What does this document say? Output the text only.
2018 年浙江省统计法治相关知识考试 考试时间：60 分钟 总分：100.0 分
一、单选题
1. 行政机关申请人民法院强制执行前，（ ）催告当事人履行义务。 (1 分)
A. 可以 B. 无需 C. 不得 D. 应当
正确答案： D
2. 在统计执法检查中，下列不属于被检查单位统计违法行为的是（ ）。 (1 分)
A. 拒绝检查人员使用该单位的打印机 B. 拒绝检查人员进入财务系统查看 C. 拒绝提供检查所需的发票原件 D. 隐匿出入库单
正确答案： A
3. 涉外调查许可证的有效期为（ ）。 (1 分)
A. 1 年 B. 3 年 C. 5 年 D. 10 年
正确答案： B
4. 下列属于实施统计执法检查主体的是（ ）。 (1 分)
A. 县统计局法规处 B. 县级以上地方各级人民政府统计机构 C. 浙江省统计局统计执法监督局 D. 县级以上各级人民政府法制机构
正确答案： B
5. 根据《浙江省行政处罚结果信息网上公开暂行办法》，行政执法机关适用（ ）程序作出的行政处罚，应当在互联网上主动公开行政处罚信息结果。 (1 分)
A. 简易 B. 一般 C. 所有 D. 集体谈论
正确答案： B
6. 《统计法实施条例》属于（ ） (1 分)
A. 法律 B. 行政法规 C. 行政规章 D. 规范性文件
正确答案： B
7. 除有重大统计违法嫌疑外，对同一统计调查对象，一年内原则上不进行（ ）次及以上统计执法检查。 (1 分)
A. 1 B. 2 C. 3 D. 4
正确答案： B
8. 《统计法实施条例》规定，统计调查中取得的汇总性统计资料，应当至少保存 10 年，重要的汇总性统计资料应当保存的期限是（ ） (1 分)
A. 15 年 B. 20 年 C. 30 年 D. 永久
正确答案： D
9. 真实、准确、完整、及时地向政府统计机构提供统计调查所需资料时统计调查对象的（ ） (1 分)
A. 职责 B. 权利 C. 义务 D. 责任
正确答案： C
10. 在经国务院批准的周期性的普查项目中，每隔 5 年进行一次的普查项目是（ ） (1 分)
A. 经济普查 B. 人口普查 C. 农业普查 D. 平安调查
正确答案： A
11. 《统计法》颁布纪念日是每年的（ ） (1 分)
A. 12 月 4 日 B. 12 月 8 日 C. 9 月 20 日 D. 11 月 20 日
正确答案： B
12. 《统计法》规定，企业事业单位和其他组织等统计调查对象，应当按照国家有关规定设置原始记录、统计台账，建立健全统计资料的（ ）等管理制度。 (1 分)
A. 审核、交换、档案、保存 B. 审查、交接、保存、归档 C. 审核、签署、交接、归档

WHAT YOU ARE ASKED TO DO: Copy all lines from the material that include "统计法实施条例".

EXPECTED ANSWER:
6. 《统计法实施条例》属于（ ） (1 分)
8. 《统计法实施条例》规定，统计调查中取得的汇总性统计资料，应当至少保存 10 年，重要的汇总性统计资料应当保存的期限是（ ） (1 分)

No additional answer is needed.